>> start RECORDED INFORMATION

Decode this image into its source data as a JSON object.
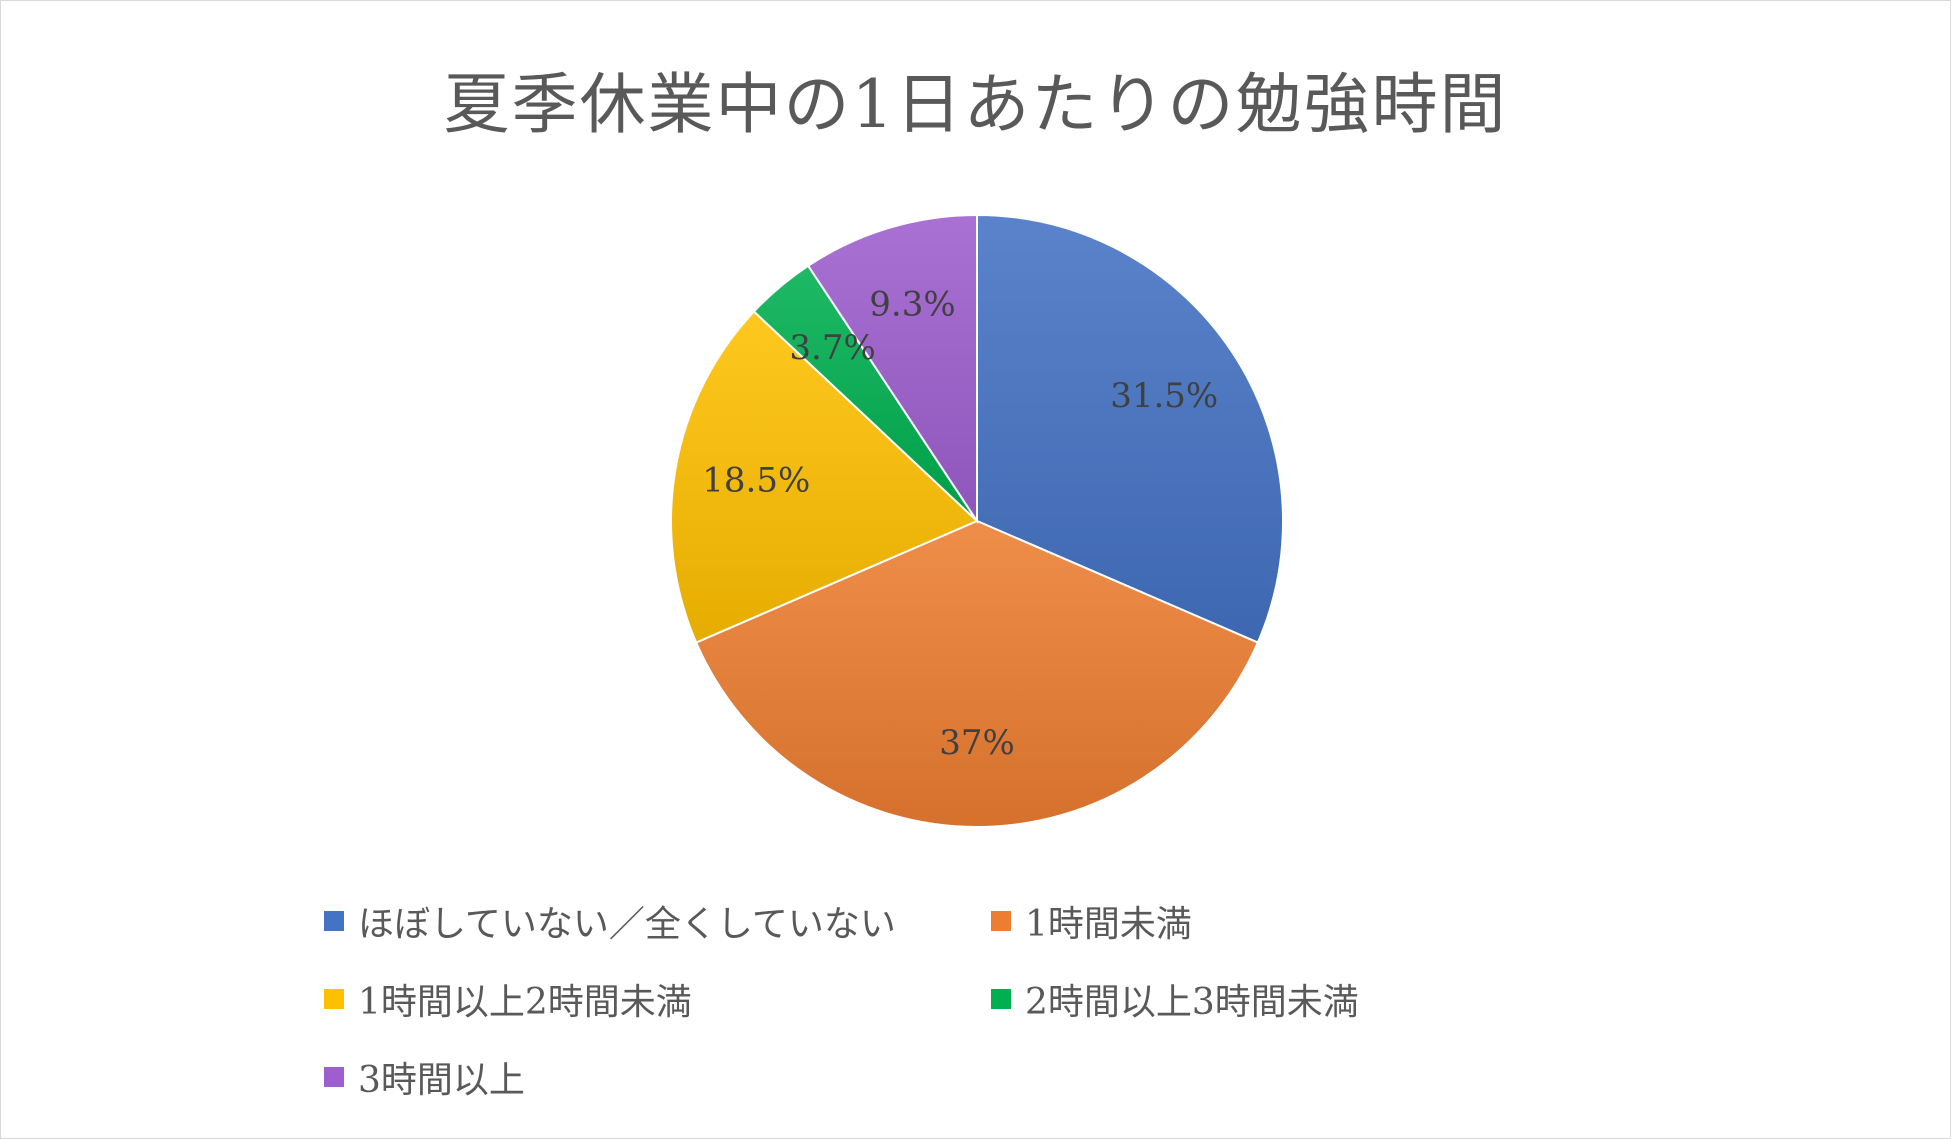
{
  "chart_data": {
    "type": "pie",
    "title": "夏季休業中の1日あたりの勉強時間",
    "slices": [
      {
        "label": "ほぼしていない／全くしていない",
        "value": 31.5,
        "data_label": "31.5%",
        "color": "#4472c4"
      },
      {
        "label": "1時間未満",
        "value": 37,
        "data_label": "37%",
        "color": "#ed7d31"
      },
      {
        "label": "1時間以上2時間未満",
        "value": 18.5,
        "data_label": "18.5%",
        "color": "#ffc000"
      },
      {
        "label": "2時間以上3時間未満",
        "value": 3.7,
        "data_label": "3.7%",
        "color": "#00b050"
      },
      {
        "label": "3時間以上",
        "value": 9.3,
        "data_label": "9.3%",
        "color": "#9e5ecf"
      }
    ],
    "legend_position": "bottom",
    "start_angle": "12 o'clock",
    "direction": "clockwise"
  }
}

>> end RECORDED INFORMATION
>> start RECORDED INFORMATION

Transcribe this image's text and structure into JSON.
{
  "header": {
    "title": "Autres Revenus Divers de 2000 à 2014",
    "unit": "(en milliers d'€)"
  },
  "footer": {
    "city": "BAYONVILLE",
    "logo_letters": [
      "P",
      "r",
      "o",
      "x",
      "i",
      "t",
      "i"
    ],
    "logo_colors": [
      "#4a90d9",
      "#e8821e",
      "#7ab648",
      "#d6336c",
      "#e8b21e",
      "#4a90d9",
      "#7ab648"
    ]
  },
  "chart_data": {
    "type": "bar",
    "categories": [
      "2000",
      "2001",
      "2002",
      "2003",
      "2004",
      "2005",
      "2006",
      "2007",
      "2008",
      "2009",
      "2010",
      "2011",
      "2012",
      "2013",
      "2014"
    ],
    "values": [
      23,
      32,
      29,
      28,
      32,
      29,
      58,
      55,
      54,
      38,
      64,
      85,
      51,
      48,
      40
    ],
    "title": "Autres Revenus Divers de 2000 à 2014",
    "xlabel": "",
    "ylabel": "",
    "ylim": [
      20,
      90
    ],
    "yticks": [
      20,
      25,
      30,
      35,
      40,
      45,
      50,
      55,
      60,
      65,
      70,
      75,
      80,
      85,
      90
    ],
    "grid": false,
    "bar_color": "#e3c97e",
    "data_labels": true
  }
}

>> end RECORDED INFORMATION
>> start RECORDED INFORMATION

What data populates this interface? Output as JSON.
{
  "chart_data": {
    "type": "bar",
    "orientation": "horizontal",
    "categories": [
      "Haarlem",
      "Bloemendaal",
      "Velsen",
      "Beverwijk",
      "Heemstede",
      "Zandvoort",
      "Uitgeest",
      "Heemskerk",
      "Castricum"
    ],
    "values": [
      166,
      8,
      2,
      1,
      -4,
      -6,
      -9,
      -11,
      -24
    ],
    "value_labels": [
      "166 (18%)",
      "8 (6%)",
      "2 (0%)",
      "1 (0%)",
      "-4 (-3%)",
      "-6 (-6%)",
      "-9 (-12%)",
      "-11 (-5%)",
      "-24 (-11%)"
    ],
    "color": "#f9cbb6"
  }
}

>> end RECORDED INFORMATION

DO THIS: Check each line above for the string "into", then copy the ones that have it.

RESULT OF THE EXERCISE:
Decode this image into its source data as a JSON object.
Transcribe this image's text and structure into JSON.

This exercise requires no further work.